A run of records
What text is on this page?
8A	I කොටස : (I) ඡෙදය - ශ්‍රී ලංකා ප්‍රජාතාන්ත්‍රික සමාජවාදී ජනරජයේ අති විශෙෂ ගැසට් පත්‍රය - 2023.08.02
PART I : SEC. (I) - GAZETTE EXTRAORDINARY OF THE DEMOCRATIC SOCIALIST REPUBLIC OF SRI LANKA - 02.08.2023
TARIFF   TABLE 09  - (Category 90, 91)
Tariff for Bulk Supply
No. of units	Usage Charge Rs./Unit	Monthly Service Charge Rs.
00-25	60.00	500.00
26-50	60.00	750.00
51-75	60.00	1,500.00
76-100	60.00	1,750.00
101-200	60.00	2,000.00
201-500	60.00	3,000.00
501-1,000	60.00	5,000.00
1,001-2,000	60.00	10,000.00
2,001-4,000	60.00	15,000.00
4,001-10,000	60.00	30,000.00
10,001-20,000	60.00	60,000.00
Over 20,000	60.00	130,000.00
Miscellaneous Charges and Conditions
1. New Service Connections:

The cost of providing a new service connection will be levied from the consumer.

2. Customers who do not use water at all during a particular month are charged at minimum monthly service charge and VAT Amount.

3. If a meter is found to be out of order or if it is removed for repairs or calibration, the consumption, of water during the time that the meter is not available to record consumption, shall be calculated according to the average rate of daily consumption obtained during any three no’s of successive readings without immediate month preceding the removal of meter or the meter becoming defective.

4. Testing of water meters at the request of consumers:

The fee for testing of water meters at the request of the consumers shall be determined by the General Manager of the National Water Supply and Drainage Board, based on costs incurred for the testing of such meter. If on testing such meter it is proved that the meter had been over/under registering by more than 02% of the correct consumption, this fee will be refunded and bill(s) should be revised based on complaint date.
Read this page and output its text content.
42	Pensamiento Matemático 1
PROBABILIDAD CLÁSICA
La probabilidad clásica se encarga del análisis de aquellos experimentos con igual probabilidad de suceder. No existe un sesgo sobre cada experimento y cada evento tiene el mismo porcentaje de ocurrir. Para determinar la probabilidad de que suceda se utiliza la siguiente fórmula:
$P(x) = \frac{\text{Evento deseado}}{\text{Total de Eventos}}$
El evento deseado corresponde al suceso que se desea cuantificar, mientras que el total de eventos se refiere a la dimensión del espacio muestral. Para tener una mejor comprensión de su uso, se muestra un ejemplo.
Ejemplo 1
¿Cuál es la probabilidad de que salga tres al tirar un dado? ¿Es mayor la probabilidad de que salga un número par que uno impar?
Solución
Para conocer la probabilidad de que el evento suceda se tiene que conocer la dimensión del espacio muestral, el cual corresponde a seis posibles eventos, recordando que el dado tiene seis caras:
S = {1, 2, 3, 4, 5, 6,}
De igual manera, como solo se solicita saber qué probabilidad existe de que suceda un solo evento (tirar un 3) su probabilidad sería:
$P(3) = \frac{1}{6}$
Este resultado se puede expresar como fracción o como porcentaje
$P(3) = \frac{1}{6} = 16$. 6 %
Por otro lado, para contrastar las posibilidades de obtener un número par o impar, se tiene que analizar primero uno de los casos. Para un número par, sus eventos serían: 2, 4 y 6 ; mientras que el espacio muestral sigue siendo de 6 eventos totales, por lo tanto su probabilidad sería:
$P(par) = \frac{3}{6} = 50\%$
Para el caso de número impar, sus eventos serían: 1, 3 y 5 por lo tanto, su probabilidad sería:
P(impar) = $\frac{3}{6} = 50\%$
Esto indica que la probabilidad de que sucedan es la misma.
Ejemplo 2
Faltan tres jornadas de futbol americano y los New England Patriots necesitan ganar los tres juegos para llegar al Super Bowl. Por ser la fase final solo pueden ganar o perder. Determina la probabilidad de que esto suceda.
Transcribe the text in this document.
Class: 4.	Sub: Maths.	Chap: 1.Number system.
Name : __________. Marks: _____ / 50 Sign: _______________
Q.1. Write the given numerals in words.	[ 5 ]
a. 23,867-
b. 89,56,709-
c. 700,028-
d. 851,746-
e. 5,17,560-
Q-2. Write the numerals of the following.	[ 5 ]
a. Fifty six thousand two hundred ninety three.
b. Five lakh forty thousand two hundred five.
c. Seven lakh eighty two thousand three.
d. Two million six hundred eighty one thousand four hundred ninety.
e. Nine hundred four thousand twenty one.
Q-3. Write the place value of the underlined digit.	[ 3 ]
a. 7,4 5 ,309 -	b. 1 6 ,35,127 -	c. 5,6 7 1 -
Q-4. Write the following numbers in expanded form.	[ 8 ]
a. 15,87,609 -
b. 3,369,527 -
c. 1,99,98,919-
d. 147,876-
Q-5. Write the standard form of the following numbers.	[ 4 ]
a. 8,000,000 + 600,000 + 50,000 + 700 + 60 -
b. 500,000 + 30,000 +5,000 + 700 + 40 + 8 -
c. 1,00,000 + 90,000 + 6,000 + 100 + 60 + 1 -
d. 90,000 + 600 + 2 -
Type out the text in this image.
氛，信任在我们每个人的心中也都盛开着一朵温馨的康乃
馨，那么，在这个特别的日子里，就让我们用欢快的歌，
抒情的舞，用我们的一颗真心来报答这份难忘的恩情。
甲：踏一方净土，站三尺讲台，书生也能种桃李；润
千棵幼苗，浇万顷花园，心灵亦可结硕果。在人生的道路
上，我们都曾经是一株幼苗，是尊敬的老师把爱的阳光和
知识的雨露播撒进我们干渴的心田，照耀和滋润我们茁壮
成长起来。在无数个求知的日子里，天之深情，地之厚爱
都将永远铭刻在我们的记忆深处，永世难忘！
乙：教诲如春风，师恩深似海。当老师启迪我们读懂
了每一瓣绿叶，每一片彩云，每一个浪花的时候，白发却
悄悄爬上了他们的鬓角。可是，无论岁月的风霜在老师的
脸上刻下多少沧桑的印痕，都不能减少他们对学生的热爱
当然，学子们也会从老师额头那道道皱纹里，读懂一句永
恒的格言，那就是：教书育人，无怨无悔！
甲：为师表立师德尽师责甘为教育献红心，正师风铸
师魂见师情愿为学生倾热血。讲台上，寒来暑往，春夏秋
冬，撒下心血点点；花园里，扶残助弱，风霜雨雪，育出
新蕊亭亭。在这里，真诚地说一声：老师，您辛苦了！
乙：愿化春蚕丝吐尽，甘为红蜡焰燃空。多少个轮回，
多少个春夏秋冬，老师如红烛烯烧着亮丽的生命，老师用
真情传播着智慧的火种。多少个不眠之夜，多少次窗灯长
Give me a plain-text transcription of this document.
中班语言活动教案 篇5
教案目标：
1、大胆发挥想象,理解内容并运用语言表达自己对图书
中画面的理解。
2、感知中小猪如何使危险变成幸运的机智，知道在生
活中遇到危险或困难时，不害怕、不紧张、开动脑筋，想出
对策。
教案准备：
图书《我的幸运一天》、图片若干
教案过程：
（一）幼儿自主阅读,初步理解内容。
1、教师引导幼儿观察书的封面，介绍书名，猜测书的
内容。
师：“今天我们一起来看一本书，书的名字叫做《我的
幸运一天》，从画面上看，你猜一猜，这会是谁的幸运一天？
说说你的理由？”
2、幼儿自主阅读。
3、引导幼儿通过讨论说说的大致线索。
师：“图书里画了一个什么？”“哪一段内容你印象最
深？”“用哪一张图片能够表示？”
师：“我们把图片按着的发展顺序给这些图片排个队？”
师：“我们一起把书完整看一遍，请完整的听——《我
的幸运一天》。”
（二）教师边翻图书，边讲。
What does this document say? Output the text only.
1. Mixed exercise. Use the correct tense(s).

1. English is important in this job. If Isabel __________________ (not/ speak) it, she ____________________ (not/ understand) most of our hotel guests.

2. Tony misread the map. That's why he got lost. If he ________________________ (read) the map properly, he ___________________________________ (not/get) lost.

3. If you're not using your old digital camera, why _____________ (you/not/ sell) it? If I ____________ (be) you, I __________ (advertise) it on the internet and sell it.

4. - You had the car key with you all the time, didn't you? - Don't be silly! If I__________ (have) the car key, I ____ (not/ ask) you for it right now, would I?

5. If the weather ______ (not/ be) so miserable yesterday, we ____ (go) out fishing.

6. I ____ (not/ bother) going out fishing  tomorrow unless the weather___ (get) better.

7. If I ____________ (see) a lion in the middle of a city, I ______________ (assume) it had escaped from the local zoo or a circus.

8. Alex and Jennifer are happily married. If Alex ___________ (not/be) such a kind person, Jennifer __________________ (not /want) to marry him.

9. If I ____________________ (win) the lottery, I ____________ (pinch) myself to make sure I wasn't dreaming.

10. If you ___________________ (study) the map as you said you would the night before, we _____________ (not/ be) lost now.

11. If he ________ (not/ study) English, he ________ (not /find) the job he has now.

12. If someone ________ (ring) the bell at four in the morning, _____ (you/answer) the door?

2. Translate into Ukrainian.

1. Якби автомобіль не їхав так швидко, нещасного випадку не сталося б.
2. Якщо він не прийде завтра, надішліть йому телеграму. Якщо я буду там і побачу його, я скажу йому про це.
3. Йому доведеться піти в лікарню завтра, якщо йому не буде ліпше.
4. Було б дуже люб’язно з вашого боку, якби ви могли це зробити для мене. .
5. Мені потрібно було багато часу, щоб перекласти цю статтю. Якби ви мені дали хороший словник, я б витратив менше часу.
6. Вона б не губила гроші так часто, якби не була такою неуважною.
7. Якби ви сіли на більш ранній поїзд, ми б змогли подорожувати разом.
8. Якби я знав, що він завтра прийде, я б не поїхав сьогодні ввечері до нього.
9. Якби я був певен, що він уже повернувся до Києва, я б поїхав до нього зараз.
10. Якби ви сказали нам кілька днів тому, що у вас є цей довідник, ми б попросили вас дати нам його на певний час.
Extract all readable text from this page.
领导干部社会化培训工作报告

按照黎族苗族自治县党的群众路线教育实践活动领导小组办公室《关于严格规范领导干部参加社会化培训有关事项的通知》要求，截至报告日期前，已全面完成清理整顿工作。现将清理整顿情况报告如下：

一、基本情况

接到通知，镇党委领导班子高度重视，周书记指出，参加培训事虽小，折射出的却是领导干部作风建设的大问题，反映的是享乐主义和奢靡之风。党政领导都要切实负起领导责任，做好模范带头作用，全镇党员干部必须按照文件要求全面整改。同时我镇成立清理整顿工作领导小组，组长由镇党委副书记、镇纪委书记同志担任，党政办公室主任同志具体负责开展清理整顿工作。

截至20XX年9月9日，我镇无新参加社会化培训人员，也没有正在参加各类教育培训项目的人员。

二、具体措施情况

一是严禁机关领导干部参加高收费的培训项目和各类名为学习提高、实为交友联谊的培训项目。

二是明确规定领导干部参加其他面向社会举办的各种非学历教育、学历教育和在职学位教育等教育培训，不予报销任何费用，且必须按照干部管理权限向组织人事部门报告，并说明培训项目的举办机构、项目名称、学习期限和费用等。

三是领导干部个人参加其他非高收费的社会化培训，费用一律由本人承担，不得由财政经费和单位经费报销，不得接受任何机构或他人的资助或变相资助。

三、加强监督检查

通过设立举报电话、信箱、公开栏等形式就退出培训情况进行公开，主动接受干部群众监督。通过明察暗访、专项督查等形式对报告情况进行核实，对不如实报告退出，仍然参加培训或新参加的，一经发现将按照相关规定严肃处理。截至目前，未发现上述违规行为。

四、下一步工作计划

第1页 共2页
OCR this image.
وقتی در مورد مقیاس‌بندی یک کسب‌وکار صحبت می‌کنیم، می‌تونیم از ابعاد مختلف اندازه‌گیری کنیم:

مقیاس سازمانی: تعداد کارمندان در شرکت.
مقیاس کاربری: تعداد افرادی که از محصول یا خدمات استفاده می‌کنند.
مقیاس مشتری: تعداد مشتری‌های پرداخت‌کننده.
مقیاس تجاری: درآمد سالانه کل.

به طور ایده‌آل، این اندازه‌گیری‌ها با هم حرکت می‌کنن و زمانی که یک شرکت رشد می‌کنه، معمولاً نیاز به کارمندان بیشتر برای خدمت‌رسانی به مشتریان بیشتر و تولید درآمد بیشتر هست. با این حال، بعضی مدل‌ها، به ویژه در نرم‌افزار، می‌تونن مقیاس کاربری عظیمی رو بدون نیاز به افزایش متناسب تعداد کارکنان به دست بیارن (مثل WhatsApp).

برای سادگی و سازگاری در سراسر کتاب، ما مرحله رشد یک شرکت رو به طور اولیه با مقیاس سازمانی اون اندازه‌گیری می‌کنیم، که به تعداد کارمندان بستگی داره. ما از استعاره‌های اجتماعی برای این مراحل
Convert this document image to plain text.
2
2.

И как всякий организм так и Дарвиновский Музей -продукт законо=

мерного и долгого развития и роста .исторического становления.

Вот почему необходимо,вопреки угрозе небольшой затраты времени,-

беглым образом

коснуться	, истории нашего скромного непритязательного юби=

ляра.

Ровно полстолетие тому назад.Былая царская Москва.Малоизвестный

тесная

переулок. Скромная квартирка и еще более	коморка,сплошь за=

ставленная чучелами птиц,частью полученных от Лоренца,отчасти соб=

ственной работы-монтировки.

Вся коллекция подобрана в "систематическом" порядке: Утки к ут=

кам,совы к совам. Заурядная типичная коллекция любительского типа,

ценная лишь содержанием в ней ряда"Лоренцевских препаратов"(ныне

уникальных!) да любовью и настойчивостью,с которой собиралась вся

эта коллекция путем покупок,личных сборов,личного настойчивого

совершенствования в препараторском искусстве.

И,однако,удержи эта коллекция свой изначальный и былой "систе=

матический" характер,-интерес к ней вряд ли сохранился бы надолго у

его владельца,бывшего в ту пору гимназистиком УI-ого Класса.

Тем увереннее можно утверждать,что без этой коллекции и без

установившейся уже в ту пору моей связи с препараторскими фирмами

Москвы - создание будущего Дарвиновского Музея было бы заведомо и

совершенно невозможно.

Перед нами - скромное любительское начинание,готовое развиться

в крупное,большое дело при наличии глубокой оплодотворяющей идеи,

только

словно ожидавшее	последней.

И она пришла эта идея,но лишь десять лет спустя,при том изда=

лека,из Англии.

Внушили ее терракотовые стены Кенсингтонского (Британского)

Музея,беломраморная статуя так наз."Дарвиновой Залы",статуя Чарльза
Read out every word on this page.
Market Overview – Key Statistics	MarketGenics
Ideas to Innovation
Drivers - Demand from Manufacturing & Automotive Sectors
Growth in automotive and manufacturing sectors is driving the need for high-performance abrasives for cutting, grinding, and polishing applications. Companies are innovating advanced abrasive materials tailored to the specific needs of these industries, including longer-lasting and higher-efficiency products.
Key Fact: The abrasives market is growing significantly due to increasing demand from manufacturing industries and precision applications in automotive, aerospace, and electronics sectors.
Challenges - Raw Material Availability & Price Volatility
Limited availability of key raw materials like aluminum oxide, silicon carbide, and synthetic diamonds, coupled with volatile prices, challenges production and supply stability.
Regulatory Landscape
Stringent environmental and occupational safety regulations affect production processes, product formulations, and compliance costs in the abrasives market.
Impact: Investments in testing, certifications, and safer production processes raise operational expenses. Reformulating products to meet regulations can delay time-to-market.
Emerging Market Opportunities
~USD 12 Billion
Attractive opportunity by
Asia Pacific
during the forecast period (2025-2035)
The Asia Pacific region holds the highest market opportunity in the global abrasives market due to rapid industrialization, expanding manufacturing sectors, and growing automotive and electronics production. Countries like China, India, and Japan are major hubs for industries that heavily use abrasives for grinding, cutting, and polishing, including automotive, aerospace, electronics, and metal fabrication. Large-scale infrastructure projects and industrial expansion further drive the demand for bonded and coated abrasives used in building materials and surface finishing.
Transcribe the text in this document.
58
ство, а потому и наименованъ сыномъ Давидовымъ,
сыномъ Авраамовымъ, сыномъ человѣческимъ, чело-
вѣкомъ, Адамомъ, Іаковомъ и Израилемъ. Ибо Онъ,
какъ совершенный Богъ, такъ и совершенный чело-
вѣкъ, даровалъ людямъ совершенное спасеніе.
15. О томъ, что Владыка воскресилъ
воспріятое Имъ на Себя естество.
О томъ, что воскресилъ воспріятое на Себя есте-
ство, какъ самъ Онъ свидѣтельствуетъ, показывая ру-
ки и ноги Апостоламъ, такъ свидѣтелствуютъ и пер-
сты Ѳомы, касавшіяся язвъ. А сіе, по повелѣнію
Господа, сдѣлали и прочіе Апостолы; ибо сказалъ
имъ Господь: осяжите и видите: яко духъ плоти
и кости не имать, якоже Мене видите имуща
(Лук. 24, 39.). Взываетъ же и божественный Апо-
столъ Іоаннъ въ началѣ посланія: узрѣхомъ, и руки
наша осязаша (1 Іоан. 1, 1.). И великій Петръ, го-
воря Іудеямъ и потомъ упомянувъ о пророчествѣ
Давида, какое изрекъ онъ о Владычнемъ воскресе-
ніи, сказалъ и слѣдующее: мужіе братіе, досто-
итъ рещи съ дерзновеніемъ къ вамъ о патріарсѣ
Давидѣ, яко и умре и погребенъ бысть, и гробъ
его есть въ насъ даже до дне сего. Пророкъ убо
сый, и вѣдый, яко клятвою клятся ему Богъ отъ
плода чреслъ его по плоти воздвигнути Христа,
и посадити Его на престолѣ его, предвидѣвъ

> **What to produce**
Above are the records; copy every line in them that holds the word "industries".

> **The output**
Growth in automotive and manufacturing sectors is driving the need for high-performance abrasives for cutting, grinding, and polishing applications. Companies are innovating advanced abrasive materials tailored to the specific needs of these industries, including longer-lasting and higher-efficiency products.
Key Fact: The abrasives market is growing significantly due to increasing demand from manufacturing industries and precision applications in automotive, aerospace, and electronics sectors.
The Asia Pacific region holds the highest market opportunity in the global abrasives market due to rapid industrialization, expanding manufacturing sectors, and growing automotive and electronics production. Countries like China, India, and Japan are major hubs for industries that heavily use abrasives for grinding, cutting, and polishing, including automotive, aerospace, electronics, and metal fabrication. Large-scale infrastructure projects and industrial expansion further drive the demand for bonded and coated abrasives used in building materials and surface finishing.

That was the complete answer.